--- BEGIN Data for this task ---
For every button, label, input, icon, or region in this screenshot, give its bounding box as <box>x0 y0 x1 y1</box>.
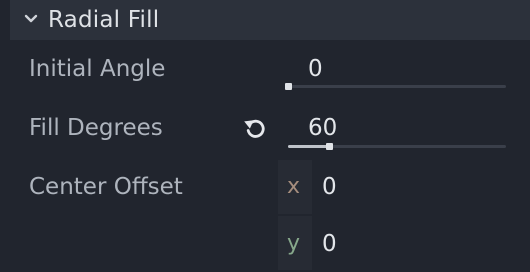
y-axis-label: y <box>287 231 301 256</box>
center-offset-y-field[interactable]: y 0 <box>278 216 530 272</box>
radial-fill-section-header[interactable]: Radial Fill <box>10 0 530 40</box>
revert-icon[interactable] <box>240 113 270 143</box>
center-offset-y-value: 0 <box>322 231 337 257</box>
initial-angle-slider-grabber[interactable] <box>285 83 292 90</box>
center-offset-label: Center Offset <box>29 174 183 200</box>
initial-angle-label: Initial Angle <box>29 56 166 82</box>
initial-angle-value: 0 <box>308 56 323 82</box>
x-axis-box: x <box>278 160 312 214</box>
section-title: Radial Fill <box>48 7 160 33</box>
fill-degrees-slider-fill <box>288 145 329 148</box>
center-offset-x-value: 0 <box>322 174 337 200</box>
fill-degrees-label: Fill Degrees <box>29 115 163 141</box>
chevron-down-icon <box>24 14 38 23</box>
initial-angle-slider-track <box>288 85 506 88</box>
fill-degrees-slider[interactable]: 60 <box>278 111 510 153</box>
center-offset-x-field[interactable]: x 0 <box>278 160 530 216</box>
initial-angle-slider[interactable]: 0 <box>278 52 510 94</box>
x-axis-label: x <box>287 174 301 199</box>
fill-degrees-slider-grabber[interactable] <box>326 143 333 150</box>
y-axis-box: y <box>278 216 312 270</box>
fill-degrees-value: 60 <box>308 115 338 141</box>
--- END Data for this task ---
--- BEGIN Data for this task ---
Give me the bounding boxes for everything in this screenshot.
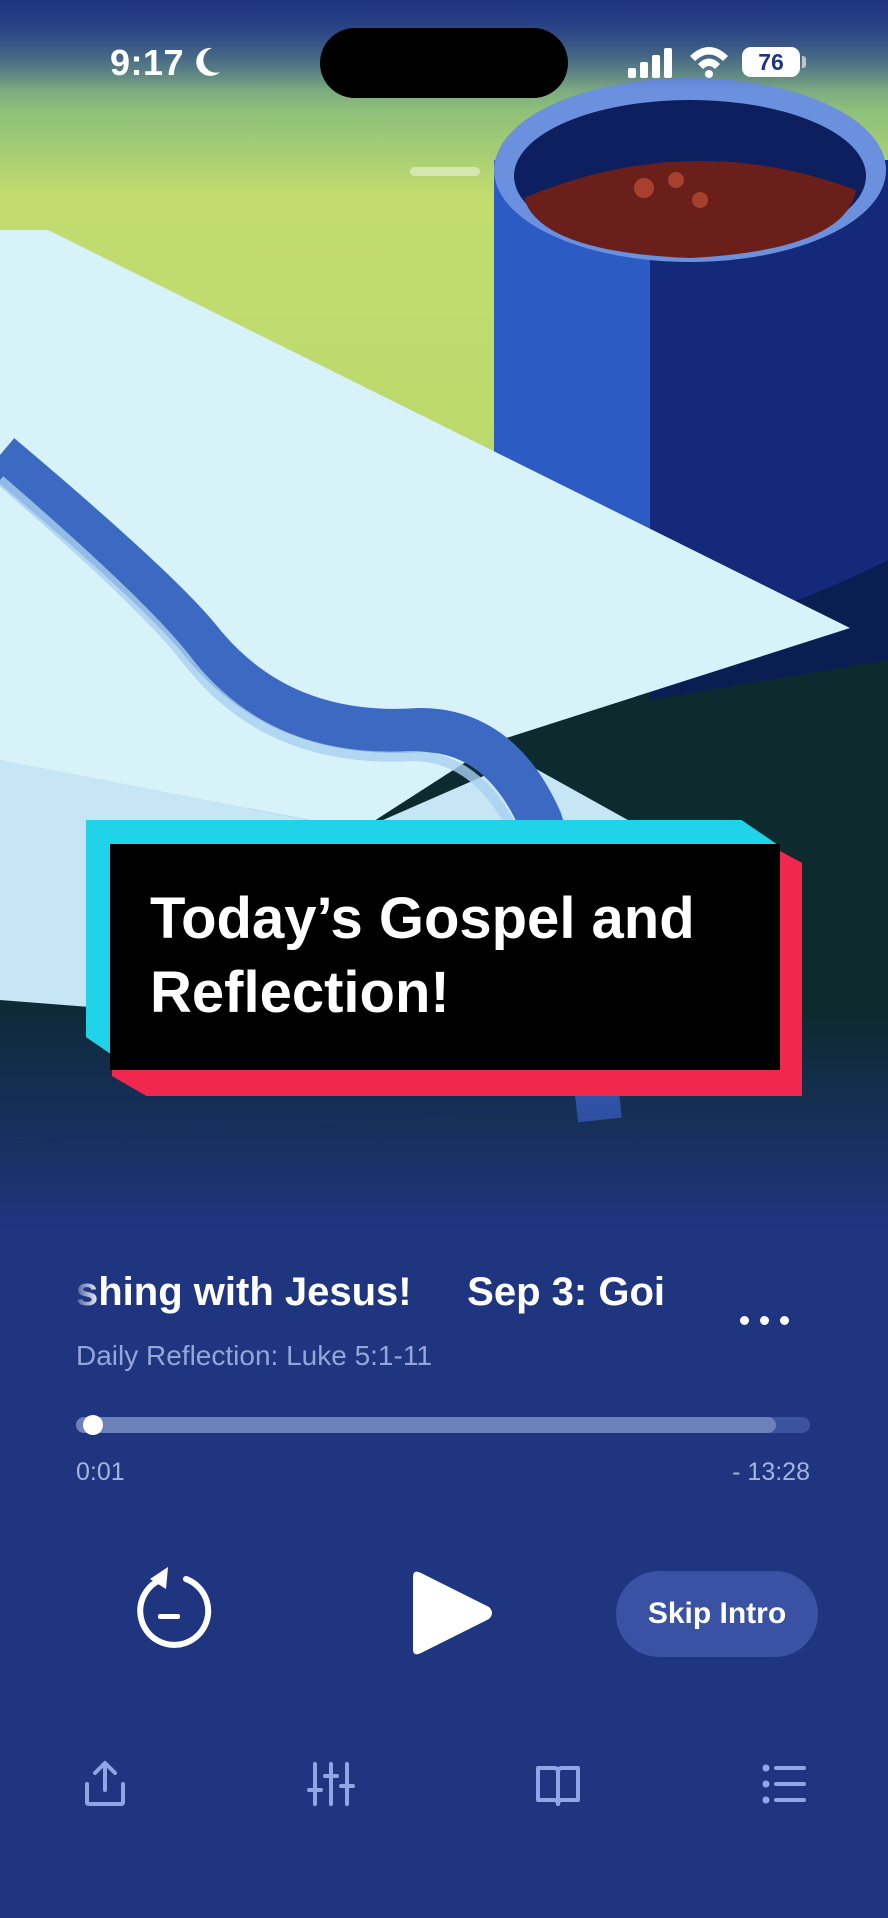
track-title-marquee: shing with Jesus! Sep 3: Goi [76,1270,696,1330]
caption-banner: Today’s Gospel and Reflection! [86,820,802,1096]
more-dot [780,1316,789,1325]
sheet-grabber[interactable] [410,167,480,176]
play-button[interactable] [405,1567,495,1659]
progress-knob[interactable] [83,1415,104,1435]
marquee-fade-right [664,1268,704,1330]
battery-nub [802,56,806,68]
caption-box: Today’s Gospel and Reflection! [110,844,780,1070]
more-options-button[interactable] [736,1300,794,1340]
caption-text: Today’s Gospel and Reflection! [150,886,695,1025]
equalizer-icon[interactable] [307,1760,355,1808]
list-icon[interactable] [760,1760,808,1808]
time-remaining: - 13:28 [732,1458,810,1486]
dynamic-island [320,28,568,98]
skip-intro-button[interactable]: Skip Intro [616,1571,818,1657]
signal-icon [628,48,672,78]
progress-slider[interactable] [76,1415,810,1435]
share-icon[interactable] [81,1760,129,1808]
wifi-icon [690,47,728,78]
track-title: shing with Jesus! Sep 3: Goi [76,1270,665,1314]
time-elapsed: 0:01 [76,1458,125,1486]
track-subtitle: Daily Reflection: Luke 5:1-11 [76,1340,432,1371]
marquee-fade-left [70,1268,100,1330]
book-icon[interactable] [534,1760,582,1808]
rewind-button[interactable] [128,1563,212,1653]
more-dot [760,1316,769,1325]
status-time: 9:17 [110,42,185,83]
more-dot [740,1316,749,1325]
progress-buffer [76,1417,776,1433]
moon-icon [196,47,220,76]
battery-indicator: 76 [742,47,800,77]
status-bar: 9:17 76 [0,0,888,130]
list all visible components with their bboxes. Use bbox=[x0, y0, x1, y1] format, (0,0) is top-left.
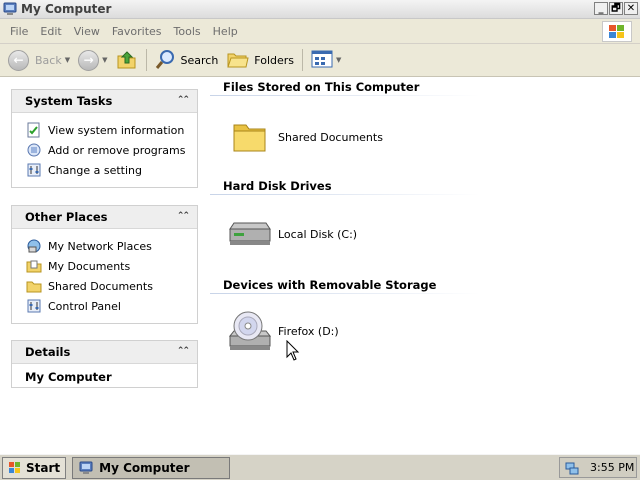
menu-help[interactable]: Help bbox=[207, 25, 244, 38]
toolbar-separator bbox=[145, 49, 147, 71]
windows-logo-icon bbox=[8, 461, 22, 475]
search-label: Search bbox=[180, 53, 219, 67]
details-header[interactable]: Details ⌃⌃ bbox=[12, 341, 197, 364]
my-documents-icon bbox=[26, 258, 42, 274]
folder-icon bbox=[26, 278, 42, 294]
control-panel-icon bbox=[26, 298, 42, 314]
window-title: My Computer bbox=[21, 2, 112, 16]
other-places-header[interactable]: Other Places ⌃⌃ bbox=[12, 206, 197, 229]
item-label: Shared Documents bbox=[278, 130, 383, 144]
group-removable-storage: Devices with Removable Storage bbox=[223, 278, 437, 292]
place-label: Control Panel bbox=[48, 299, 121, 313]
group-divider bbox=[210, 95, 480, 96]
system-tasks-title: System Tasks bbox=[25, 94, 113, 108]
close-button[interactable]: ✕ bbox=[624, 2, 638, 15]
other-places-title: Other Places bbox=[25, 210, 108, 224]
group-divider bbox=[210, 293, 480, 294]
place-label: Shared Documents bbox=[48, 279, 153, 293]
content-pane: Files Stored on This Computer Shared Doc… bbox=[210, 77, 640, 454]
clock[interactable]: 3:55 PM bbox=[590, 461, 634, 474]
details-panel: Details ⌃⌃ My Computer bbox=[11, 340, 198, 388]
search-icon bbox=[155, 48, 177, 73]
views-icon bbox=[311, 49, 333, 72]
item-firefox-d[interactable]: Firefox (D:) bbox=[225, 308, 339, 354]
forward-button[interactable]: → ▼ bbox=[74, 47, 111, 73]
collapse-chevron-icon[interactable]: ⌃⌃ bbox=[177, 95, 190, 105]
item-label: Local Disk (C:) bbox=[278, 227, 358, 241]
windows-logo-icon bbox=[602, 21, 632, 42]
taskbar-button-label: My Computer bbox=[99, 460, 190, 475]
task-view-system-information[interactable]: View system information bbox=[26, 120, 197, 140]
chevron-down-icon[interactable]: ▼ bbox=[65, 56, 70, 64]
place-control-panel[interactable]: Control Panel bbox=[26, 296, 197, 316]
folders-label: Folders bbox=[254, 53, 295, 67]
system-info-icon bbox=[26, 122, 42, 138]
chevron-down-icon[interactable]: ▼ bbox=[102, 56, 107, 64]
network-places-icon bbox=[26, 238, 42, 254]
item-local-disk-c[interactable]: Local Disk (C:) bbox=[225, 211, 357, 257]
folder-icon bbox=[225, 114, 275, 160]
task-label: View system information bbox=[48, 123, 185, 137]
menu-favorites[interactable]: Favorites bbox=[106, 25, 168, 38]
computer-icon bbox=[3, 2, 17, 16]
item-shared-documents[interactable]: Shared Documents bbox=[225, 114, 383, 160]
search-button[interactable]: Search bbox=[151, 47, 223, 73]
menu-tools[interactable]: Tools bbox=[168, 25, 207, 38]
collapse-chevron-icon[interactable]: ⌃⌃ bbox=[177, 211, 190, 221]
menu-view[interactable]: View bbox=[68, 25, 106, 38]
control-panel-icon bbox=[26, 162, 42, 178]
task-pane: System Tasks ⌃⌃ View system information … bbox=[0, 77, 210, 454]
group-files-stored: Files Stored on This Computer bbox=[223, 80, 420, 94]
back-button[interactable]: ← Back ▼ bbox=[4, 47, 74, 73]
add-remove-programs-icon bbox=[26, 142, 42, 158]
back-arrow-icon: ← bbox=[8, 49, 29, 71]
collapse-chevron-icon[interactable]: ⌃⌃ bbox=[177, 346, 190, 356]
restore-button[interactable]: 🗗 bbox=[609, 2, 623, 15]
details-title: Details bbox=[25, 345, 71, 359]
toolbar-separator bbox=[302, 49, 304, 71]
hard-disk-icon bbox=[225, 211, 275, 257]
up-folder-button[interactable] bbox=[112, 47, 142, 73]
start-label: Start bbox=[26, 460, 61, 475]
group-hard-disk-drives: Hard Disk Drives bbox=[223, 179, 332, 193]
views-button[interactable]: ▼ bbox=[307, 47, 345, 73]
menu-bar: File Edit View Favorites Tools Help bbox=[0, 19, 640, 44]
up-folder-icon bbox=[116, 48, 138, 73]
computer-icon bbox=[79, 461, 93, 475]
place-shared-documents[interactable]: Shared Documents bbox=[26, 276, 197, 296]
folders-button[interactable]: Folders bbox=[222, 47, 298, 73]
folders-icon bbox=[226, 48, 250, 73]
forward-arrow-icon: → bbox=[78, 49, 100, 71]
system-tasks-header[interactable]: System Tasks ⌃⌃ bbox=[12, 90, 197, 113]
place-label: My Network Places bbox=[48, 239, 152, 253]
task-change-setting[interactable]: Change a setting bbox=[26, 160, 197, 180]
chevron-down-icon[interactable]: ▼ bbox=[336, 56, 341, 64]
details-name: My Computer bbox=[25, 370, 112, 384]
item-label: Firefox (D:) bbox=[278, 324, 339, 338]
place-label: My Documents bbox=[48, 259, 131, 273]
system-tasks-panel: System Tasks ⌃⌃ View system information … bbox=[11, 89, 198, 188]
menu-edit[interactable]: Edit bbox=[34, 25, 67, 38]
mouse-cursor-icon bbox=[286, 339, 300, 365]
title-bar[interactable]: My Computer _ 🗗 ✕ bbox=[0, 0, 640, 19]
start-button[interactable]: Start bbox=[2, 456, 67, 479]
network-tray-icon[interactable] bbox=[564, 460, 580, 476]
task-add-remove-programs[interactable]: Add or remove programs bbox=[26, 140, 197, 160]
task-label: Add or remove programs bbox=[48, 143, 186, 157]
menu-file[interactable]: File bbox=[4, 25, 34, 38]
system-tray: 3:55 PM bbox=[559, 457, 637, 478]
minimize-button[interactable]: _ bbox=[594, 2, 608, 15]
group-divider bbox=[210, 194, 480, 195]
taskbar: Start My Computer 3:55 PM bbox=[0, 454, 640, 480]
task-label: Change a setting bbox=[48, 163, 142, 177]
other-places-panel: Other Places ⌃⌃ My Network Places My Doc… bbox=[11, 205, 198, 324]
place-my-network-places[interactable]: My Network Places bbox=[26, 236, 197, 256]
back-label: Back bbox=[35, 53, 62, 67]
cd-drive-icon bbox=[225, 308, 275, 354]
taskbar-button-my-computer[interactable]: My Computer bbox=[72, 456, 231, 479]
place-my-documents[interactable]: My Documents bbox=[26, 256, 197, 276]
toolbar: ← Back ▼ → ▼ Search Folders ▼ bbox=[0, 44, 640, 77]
--- END Data for this task ---
▶ **Task directions**
Present the stretch from the line containing "y-axis-label: y <box>287 231 301 256</box>" through the line containing "fill-degrees-value: 60 <box>308" as a numbered list, leaving out any blank lines.

▶ **Exercise response**
1. y-axis-label: y <box>287 231 301 256</box>
2. center-offset-y-field[interactable]: y 0 <box>278 216 530 272</box>
3. radial-fill-section-header[interactable]: Radial Fill <box>10 0 530 40</box>
4. revert-icon[interactable] <box>240 113 270 143</box>
5. center-offset-y-value: 0 <box>322 231 337 257</box>
6. initial-angle-slider-grabber[interactable] <box>285 83 292 90</box>
7. center-offset-label: Center Offset <box>29 174 183 200</box>
8. initial-angle-label: Initial Angle <box>29 56 166 82</box>
9. initial-angle-value: 0 <box>308 56 323 82</box>
10. x-axis-box: x <box>278 160 312 214</box>
11. section-title: Radial Fill <box>48 7 160 33</box>
12. fill-degrees-slider-fill <box>288 145 329 148</box>
13. center-offset-x-value: 0 <box>322 174 337 200</box>
14. fill-degrees-label: Fill Degrees <box>29 115 163 141</box>
15. chevron-down-icon <box>24 14 38 23</box>
16. initial-angle-slider-track <box>288 85 506 88</box>
17. fill-degrees-slider[interactable]: 60 <box>278 111 510 153</box>
18. center-offset-x-field[interactable]: x 0 <box>278 160 530 216</box>
19. initial-angle-slider[interactable]: 0 <box>278 52 510 94</box>
20. x-axis-label: x <box>287 174 301 199</box>
21. fill-degrees-slider-grabber[interactable] <box>326 143 333 150</box>
22. y-axis-box: y <box>278 216 312 270</box>
23. fill-degrees-value: 60 <box>308 115 338 141</box>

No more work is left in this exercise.